**** PROVIDED MATERIAL
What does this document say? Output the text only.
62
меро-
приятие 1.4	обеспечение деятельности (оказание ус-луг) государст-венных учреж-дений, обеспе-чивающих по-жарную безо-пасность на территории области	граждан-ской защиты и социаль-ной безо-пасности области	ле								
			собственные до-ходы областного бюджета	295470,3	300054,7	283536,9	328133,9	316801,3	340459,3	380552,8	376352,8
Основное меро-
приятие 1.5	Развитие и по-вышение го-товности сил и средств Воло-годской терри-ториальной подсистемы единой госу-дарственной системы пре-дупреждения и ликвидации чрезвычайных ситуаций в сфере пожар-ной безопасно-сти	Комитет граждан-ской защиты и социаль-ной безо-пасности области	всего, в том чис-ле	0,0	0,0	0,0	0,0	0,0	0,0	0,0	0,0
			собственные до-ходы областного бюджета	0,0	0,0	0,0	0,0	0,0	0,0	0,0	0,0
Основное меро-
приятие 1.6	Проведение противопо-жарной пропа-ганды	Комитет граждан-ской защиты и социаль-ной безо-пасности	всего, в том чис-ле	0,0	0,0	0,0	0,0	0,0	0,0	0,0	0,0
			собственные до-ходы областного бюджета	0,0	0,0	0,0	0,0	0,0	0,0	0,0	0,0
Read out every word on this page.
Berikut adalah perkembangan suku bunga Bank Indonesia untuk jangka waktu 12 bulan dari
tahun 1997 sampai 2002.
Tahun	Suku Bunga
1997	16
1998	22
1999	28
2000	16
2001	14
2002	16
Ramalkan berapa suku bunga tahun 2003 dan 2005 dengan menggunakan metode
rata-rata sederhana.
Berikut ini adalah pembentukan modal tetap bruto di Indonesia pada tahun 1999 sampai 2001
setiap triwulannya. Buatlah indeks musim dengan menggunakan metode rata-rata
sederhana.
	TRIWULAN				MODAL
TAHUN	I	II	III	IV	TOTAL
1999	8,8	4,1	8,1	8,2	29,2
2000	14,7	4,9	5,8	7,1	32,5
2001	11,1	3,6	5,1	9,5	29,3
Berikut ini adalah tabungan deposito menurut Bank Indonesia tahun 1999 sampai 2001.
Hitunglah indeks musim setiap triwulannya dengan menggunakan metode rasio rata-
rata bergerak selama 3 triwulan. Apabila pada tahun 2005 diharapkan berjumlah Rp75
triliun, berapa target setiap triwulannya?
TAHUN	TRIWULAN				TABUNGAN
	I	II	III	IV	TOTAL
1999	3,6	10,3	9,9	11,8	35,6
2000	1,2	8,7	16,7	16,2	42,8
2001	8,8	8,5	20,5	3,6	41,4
********
> THE EXERCISE: Each line containing the word "triwulannya" counts once; report the total alone.

> ANSWER IN FULL: 3